**Task instructions:** Repeat the whole listing exactly as written.
====
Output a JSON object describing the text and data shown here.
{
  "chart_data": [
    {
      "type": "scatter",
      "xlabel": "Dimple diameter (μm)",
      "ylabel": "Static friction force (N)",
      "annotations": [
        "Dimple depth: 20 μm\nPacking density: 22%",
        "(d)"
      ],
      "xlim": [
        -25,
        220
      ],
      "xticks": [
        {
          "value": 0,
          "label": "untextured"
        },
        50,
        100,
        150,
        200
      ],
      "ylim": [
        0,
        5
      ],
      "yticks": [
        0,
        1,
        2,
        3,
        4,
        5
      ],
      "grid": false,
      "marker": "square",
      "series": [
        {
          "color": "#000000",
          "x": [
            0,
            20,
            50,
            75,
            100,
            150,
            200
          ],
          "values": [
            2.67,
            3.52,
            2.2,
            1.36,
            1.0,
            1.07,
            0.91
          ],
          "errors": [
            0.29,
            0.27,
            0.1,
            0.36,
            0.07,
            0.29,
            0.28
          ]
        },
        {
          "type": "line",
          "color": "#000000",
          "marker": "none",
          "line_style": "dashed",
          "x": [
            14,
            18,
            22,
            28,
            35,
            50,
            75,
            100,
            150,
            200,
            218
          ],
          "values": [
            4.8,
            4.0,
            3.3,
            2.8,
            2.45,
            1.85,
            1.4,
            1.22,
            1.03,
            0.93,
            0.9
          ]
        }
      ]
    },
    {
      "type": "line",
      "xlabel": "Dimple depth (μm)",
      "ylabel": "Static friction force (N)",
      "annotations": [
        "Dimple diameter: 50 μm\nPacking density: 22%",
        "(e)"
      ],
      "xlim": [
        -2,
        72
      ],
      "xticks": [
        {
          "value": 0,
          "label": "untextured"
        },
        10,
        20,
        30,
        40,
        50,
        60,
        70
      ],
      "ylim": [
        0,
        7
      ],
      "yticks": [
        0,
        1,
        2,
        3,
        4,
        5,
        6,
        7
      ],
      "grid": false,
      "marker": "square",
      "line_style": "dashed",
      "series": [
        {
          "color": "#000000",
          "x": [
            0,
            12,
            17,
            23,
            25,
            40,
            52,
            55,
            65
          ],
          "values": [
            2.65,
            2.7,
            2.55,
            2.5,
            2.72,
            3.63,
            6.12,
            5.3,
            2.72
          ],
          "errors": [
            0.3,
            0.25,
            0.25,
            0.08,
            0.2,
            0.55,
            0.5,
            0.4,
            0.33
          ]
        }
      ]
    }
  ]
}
====
**Task answer:**
Output a JSON object describing the text and data shown here.
{
  "chart_data": [
    {
      "type": "scatter",
      "xlabel": "Dimple diameter (μm)",
      "ylabel": "Static friction force (N)",
      "annotations": [
        "Dimple depth: 20 μm\nPacking density: 22%",
        "(d)"
      ],
      "xlim": [
        -25,
        220
      ],
      "xticks": [
        {
          "value": 0,
          "label": "untextured"
        },
        50,
        100,
        150,
        200
      ],
      "ylim": [
        0,
        5
      ],
      "yticks": [
        0,
        1,
        2,
        3,
        4,
        5
      ],
      "grid": false,
      "marker": "square",
      "series": [
        {
          "color": "#000000",
          "x": [
            0,
            20,
            50,
            75,
            100,
            150,
            200
          ],
          "values": [
            2.67,
            3.52,
            2.2,
            1.36,
            1.0,
            1.07,
            0.91
          ],
          "errors": [
            0.29,
            0.27,
            0.1,
            0.36,
            0.07,
            0.29,
            0.28
          ]
        },
        {
          "type": "line",
          "color": "#000000",
          "marker": "none",
          "line_style": "dashed",
          "x": [
            14,
            18,
            22,
            28,
            35,
            50,
            75,
            100,
            150,
            200,
            218
          ],
          "values": [
            4.8,
            4.0,
            3.3,
            2.8,
            2.45,
            1.85,
            1.4,
            1.22,
            1.03,
            0.93,
            0.9
          ]
        }
      ]
    },
    {
      "type": "line",
      "xlabel": "Dimple depth (μm)",
      "ylabel": "Static friction force (N)",
      "annotations": [
        "Dimple diameter: 50 μm\nPacking density: 22%",
        "(e)"
      ],
      "xlim": [
        -2,
        72
      ],
      "xticks": [
        {
          "value": 0,
          "label": "untextured"
        },
        10,
        20,
        30,
        40,
        50,
        60,
        70
      ],
      "ylim": [
        0,
        7
      ],
      "yticks": [
        0,
        1,
        2,
        3,
        4,
        5,
        6,
        7
      ],
      "grid": false,
      "marker": "square",
      "line_style": "dashed",
      "series": [
        {
          "color": "#000000",
          "x": [
            0,
            12,
            17,
            23,
            25,
            40,
            52,
            55,
            65
          ],
          "values": [
            2.65,
            2.7,
            2.55,
            2.5,
            2.72,
            3.63,
            6.12,
            5.3,
            2.72
          ],
          "errors": [
            0.3,
            0.25,
            0.25,
            0.08,
            0.2,
            0.55,
            0.5,
            0.4,
            0.33
          ]
        }
      ]
    }
  ]
}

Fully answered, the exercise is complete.